> [What is required]: Assemble all lines in which the string "fire" appears.

Figure content listings
"""

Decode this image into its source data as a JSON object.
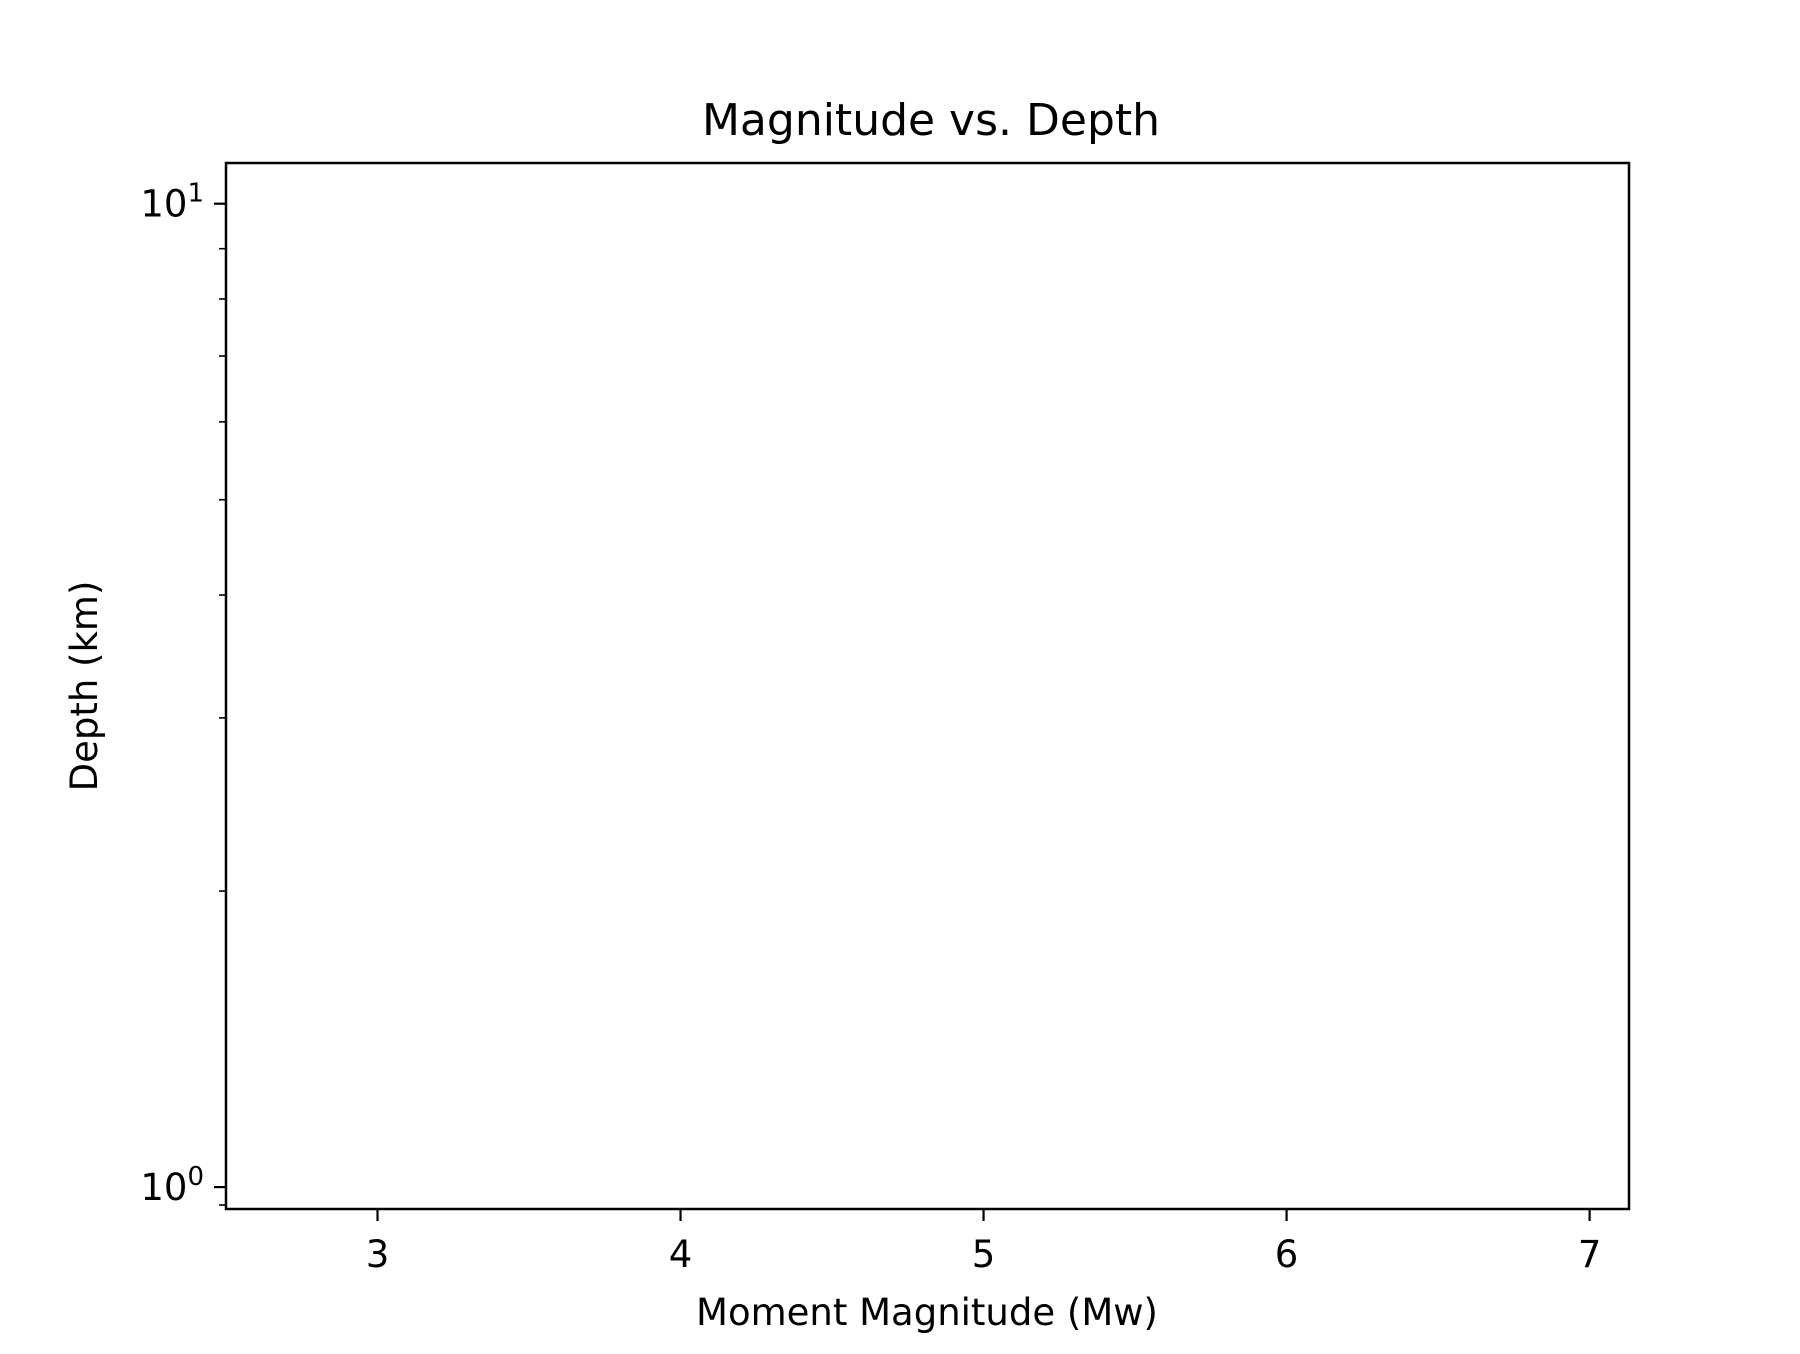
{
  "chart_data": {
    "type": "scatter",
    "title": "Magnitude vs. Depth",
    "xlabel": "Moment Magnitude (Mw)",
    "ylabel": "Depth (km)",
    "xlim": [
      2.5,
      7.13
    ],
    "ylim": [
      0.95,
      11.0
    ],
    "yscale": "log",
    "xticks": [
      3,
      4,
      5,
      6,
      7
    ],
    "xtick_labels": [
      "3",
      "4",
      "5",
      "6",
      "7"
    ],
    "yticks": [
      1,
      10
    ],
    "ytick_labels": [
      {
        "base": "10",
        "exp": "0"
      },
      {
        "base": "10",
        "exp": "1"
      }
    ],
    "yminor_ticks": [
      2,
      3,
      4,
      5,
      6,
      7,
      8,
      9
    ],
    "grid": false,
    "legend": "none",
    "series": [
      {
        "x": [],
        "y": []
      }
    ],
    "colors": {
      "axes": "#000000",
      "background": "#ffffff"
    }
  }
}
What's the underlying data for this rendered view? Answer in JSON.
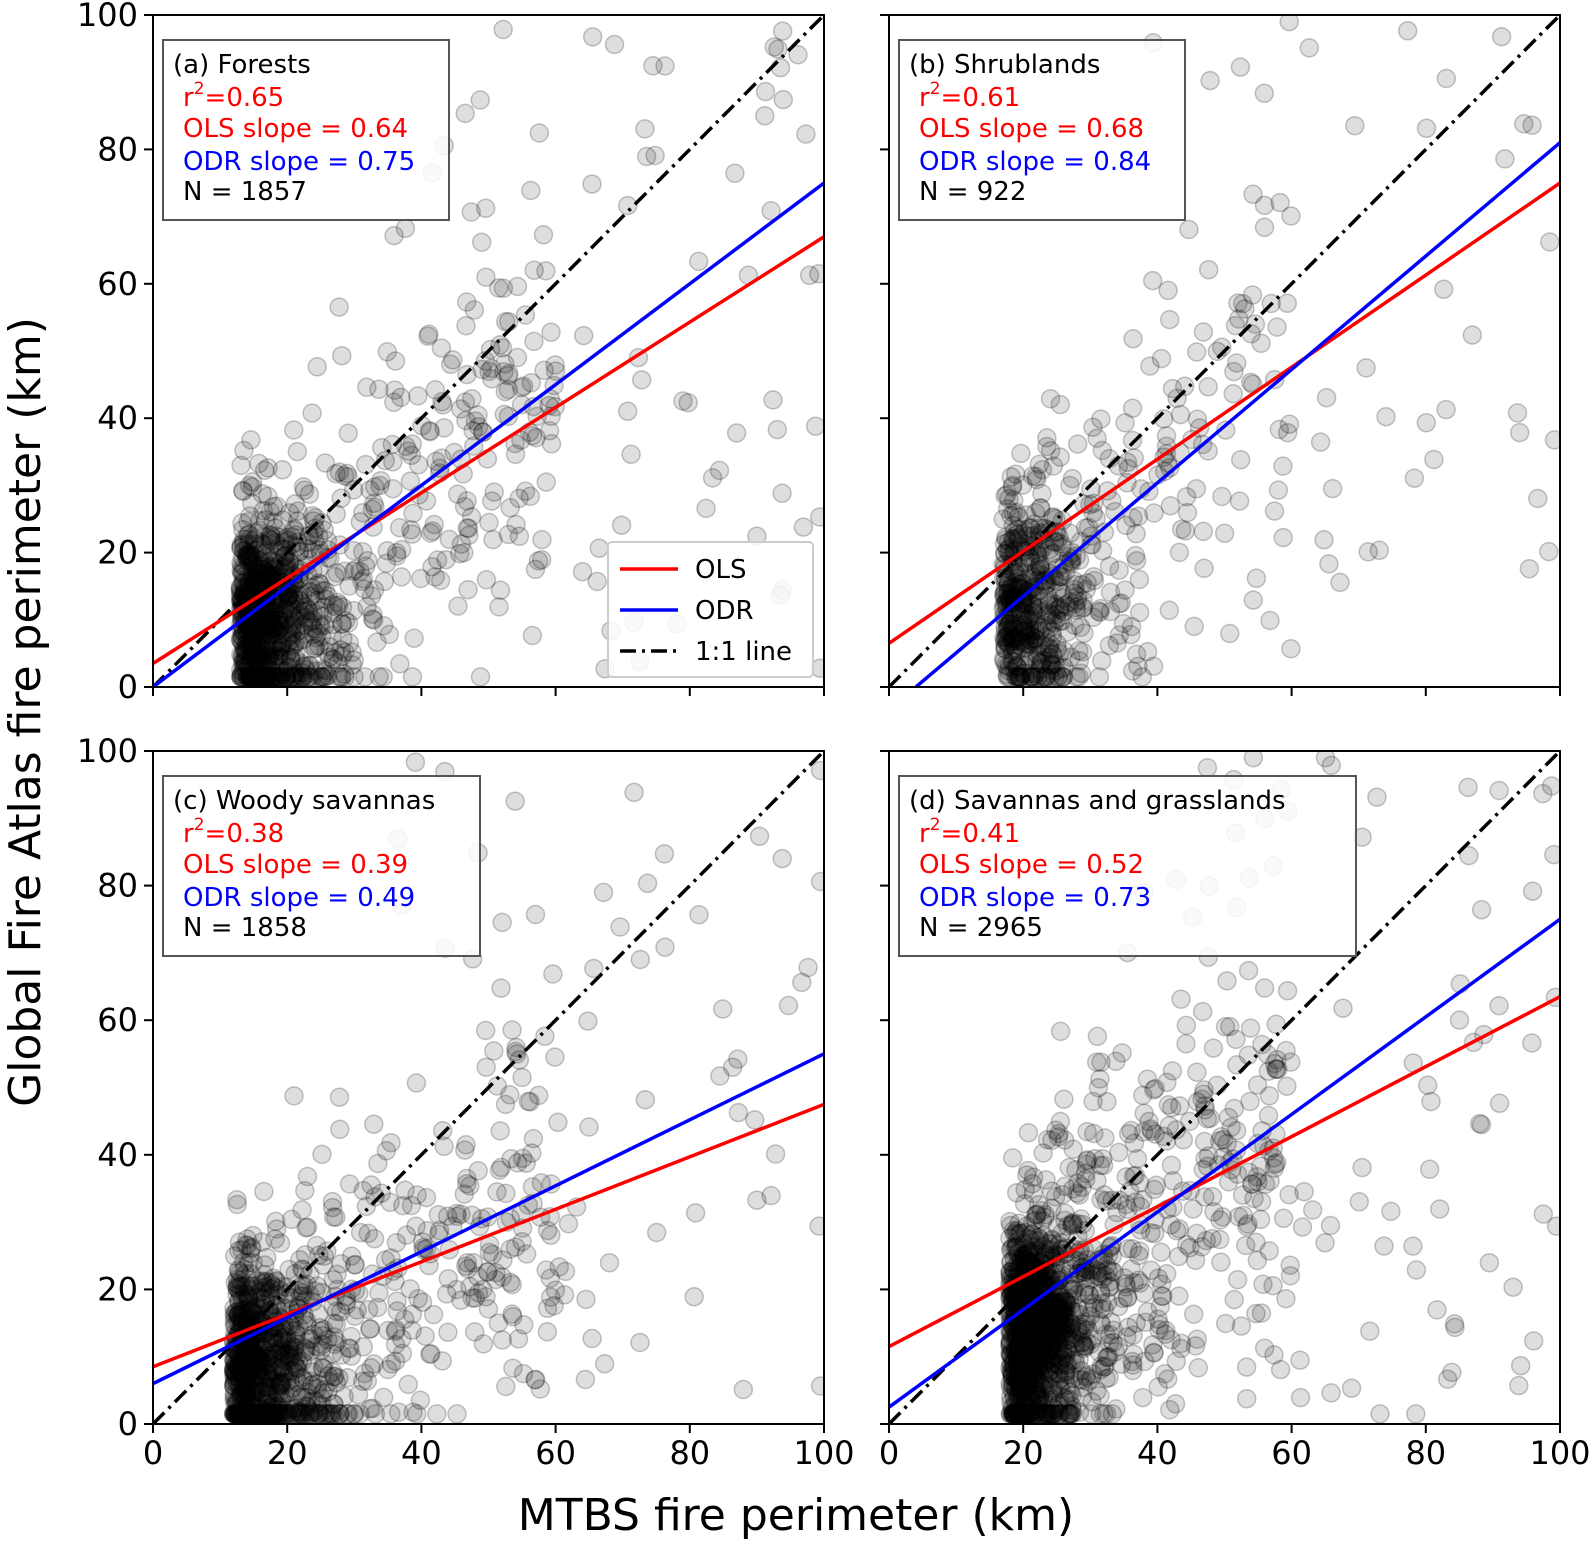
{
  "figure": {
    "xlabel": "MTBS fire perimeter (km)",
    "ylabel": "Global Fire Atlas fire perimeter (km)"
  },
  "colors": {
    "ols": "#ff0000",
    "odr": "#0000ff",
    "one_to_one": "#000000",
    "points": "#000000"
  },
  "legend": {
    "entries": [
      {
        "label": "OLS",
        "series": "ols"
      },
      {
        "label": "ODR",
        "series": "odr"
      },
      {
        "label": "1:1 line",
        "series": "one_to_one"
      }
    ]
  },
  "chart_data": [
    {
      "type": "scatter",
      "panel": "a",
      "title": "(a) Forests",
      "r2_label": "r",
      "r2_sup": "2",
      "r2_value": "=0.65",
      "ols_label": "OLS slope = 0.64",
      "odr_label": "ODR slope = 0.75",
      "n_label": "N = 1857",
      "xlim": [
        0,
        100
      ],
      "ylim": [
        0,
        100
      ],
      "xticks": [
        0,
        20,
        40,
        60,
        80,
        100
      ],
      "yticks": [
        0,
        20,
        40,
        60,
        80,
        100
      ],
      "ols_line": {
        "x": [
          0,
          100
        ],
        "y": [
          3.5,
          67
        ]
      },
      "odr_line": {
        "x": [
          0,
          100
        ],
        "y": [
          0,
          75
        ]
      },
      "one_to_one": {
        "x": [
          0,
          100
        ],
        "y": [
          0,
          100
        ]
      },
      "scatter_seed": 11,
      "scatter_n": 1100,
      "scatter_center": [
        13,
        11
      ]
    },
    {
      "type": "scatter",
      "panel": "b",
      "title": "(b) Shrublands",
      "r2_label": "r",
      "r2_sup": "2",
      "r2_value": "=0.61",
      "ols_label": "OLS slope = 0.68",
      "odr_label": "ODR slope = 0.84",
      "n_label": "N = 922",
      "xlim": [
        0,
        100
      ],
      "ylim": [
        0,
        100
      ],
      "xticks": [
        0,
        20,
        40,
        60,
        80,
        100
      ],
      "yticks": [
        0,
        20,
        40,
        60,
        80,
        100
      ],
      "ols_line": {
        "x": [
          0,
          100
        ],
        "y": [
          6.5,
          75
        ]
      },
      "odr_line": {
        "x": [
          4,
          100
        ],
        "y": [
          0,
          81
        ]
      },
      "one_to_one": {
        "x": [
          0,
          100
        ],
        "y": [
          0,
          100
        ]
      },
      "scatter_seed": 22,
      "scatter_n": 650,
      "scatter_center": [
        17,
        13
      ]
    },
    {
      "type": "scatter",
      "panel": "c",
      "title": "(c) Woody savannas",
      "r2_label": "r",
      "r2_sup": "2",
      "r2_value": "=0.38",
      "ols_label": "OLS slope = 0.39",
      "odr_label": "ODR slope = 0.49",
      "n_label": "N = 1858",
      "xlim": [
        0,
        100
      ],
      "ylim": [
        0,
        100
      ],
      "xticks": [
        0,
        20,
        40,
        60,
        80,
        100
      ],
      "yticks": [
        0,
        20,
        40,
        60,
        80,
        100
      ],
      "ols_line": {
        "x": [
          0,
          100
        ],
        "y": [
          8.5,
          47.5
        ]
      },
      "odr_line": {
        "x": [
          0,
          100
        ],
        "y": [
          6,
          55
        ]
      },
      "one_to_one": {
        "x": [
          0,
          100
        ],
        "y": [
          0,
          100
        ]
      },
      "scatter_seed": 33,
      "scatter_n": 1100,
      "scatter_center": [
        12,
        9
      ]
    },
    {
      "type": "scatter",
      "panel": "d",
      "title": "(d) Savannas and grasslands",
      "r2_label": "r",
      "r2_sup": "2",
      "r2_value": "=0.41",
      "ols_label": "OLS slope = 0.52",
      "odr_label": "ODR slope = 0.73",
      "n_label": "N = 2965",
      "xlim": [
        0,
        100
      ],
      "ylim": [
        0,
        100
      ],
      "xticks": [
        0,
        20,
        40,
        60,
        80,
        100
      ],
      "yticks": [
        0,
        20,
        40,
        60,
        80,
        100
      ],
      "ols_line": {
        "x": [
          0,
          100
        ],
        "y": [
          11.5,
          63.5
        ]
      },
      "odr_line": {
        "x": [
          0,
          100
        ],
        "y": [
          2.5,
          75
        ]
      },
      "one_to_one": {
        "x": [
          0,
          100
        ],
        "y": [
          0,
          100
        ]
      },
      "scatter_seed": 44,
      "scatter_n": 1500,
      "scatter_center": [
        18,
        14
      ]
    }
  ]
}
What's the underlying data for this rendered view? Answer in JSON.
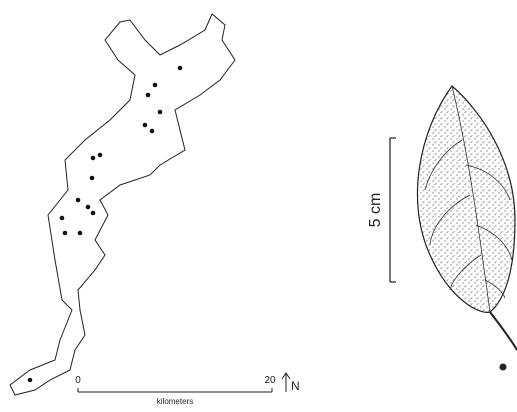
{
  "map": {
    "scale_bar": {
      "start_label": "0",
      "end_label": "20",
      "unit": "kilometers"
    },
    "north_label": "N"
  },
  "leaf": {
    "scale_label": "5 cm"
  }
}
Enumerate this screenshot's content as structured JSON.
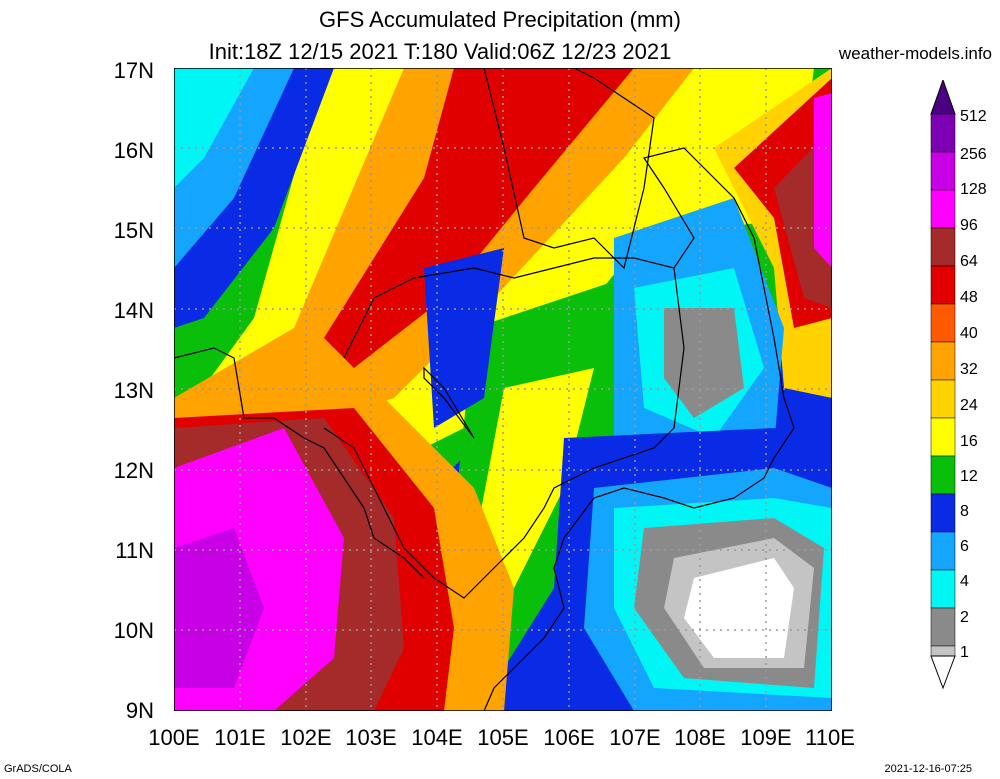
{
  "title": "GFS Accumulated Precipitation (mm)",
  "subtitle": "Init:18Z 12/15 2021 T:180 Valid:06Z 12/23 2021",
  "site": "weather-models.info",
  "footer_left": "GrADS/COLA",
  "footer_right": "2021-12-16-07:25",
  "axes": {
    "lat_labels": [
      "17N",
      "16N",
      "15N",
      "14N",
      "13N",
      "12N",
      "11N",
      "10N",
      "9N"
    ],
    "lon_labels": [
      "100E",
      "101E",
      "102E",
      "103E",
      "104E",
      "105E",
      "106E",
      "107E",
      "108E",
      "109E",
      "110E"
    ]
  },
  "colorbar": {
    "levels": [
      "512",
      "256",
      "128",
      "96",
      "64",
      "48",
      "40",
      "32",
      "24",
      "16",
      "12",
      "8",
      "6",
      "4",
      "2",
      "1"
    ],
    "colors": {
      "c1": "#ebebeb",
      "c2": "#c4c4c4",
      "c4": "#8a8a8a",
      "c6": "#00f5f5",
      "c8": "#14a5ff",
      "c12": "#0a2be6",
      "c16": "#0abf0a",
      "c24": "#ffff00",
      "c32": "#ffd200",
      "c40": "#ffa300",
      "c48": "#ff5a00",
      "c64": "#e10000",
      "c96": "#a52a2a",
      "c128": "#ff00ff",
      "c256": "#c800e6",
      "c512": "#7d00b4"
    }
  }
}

"""

> [Correct response]:
    "xlabel": "MTBS fire perimeter (km)",
    "ylabel": "Global Fire Atlas fire perimeter (km)"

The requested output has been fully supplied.